▸ Problem
Copy out the part of the items that opens with the first line and closes with the line containing "reload-icon[interactable] [116, 62, 170, 116]", reproducing each line exactly.

▸ Records provided
---------------
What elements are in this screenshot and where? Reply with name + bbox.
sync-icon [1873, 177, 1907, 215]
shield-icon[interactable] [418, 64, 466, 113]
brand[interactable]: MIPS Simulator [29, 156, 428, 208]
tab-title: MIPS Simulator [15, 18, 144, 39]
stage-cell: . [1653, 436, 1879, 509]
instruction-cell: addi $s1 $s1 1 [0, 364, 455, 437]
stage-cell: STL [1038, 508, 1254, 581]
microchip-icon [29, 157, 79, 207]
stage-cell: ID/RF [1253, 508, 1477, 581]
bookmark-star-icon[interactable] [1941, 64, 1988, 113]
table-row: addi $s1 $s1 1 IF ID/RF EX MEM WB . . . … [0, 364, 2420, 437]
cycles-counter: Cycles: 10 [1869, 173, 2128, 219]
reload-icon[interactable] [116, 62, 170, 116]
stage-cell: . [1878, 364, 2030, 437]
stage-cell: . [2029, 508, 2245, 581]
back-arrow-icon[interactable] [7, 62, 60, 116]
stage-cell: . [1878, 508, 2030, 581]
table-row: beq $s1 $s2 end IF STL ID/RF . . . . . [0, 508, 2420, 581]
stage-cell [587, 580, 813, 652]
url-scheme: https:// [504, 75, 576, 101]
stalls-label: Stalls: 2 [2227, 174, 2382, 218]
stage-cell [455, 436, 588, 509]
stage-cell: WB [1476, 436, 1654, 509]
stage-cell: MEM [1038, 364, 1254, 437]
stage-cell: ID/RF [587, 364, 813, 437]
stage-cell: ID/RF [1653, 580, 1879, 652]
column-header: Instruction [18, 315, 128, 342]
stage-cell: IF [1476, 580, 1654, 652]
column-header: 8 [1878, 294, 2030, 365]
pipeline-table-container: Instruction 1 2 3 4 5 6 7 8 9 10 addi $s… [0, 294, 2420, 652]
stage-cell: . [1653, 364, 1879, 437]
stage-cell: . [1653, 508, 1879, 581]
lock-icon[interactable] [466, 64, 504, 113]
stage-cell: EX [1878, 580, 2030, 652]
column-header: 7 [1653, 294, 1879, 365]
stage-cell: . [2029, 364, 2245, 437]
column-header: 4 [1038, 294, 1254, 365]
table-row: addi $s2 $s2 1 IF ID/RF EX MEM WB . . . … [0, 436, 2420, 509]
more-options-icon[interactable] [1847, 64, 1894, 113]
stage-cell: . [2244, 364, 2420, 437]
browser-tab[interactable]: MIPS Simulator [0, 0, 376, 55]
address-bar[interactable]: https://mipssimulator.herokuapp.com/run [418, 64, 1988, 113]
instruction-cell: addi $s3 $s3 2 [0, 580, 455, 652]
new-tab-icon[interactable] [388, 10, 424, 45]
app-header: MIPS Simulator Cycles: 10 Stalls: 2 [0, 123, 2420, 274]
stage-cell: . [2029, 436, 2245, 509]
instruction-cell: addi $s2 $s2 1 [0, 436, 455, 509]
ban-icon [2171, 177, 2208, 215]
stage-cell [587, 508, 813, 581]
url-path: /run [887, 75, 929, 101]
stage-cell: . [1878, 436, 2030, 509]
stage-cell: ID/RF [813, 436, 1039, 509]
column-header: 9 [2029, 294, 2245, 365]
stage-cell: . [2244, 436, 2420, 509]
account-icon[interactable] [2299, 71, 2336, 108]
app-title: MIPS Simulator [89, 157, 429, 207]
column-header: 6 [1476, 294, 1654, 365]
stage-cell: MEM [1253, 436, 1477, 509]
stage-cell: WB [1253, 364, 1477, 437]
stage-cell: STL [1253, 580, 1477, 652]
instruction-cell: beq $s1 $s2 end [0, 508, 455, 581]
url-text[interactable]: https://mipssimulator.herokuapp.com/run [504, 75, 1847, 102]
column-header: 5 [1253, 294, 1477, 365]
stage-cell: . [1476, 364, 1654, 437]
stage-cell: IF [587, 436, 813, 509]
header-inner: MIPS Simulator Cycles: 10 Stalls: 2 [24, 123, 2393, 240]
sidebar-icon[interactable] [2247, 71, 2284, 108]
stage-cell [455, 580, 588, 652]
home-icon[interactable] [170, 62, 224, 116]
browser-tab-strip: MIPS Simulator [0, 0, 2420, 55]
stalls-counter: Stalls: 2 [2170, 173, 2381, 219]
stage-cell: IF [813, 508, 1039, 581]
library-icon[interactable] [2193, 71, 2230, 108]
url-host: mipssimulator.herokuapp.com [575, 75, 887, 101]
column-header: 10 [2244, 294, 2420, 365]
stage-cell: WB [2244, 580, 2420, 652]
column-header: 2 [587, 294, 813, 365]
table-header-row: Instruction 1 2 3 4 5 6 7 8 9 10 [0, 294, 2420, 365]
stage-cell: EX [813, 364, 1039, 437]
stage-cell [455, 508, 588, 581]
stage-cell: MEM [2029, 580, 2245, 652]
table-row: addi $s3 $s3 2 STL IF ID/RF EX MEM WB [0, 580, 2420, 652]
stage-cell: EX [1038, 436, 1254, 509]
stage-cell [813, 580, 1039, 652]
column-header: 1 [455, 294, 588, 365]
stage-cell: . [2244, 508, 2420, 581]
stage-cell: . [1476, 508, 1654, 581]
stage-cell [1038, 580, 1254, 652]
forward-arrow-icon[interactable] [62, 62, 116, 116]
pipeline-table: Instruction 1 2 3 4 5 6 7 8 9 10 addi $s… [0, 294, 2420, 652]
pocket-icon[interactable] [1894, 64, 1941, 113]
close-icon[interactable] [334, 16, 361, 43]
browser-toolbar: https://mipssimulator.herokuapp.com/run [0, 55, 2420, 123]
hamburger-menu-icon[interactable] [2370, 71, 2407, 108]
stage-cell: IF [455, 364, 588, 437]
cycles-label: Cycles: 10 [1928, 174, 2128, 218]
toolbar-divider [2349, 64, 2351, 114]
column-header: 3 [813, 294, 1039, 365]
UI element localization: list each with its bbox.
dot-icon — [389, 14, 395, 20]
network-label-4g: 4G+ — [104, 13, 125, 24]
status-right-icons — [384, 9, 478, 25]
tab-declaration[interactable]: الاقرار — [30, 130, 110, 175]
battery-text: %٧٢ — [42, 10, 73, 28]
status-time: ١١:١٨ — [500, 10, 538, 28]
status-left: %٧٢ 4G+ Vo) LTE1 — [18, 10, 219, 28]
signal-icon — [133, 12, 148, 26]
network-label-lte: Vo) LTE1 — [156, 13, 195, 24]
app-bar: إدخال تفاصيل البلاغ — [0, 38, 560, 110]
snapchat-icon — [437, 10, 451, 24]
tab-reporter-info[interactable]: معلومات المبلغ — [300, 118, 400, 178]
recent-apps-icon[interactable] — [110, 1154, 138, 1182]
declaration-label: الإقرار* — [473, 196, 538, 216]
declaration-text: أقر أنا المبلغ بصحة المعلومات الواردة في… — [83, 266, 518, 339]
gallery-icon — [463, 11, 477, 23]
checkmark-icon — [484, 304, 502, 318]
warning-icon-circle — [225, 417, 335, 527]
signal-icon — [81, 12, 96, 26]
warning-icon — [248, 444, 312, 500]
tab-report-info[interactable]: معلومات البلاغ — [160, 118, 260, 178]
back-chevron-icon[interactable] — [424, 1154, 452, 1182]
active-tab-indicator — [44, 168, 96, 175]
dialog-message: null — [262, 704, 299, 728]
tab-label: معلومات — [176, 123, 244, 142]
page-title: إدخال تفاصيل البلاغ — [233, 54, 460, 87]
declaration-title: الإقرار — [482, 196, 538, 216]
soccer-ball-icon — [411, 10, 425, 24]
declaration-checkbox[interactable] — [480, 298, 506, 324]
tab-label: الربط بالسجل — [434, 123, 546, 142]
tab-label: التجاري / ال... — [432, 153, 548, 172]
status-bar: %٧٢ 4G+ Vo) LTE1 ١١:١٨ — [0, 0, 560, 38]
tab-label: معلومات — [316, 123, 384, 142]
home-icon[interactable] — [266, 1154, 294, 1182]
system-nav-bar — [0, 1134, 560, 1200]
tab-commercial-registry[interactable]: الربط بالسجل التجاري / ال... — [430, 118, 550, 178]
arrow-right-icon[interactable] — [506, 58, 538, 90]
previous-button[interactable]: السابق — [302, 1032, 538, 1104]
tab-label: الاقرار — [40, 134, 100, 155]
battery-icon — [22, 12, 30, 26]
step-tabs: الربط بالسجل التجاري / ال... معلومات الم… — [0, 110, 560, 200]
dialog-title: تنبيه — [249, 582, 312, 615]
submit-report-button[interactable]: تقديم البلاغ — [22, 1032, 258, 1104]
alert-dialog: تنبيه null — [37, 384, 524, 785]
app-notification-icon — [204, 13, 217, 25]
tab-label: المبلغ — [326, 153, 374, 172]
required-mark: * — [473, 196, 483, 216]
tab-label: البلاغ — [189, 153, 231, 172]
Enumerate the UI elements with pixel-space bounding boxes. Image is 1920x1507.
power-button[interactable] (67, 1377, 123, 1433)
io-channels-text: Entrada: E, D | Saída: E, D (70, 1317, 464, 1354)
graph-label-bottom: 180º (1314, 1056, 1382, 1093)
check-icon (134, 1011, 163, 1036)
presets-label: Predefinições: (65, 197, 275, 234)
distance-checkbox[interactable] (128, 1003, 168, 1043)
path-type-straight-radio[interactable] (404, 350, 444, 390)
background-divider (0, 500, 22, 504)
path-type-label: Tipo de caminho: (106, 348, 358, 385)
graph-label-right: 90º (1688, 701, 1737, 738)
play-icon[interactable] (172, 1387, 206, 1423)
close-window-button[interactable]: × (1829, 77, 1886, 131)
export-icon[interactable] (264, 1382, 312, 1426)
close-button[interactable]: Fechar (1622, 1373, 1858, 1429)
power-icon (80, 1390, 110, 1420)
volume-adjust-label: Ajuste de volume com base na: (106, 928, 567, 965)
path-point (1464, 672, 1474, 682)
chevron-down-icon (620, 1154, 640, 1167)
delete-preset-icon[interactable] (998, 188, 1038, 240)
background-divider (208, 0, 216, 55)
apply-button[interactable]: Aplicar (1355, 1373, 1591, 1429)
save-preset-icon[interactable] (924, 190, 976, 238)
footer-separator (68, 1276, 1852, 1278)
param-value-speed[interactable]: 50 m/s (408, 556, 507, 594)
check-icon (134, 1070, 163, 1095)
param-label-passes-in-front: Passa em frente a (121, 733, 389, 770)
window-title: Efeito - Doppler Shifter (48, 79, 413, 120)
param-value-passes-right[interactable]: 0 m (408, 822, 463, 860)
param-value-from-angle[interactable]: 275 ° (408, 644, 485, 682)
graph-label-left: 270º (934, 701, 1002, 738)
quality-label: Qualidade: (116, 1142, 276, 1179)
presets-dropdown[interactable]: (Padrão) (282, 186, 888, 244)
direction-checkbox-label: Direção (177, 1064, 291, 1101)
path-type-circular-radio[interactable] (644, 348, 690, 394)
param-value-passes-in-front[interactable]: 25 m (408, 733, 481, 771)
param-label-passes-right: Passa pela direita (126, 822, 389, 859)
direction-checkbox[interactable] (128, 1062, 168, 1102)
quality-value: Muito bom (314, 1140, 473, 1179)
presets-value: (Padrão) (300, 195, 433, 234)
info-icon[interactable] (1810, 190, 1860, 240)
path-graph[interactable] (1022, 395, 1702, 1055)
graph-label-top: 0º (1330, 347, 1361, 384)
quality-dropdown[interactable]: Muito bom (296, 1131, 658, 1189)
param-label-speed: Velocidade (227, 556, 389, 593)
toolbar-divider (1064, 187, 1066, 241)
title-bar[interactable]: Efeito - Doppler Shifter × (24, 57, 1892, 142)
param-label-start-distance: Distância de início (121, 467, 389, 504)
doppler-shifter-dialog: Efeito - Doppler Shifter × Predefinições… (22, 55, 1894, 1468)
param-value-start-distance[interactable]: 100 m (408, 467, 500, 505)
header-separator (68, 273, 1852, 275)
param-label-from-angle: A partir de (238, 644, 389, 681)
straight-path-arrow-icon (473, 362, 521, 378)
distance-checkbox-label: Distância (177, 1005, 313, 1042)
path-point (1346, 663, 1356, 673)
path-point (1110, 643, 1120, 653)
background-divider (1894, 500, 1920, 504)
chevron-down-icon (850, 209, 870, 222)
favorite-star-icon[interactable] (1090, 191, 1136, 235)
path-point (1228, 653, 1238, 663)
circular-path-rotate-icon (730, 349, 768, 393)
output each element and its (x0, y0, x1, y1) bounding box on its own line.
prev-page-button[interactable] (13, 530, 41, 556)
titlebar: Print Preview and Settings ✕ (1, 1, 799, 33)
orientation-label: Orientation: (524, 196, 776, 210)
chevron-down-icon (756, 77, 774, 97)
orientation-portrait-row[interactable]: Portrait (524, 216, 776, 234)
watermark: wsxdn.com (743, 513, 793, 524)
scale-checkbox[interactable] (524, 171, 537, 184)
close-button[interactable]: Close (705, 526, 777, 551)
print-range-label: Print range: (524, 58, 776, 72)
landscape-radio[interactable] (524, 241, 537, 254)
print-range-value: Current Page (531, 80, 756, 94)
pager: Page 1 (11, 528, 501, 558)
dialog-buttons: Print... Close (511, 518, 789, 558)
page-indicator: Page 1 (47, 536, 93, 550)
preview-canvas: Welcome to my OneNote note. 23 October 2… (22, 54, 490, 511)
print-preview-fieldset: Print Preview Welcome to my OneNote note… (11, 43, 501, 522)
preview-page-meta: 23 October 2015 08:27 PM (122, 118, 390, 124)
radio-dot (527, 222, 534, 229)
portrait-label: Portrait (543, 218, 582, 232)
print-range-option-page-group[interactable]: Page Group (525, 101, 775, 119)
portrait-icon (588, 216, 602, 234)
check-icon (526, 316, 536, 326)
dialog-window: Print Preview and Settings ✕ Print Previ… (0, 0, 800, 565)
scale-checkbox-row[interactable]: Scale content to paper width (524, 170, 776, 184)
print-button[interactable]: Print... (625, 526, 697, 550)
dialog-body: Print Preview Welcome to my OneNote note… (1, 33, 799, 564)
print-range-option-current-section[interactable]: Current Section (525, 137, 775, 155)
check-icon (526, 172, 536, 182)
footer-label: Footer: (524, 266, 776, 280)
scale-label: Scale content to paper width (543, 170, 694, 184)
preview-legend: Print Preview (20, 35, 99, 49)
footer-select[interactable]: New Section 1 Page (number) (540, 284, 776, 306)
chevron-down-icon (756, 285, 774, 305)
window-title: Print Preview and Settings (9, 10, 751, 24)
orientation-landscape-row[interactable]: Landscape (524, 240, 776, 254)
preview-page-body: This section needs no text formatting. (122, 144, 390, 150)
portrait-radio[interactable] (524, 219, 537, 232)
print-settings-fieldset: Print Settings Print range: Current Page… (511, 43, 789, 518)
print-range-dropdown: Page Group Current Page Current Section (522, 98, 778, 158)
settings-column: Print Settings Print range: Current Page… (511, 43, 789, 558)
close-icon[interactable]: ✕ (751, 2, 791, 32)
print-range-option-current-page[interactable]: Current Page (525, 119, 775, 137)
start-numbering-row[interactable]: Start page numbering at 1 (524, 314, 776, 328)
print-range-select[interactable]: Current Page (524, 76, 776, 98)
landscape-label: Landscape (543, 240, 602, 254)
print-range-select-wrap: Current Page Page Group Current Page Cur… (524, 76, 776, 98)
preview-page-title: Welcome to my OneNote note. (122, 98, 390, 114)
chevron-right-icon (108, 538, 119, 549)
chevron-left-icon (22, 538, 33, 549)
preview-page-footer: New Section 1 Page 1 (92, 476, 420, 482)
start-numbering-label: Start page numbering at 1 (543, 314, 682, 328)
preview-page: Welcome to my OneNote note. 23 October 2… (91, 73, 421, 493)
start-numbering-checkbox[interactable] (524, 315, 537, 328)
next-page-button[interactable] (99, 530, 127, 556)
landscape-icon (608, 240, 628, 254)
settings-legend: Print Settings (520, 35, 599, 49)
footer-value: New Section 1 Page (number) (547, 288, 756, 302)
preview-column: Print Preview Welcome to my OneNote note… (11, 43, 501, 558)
---------------
▸ Result
What elements are in this screenshot and where? Reply with name + bbox.
sync-icon [1873, 177, 1907, 215]
shield-icon[interactable] [418, 64, 466, 113]
brand[interactable]: MIPS Simulator [29, 156, 428, 208]
tab-title: MIPS Simulator [15, 18, 144, 39]
stage-cell: . [1653, 436, 1879, 509]
instruction-cell: addi $s1 $s1 1 [0, 364, 455, 437]
stage-cell: STL [1038, 508, 1254, 581]
microchip-icon [29, 157, 79, 207]
stage-cell: ID/RF [1253, 508, 1477, 581]
bookmark-star-icon[interactable] [1941, 64, 1988, 113]
table-row: addi $s1 $s1 1 IF ID/RF EX MEM WB . . . … [0, 364, 2420, 437]
cycles-counter: Cycles: 10 [1869, 173, 2128, 219]
reload-icon[interactable] [116, 62, 170, 116]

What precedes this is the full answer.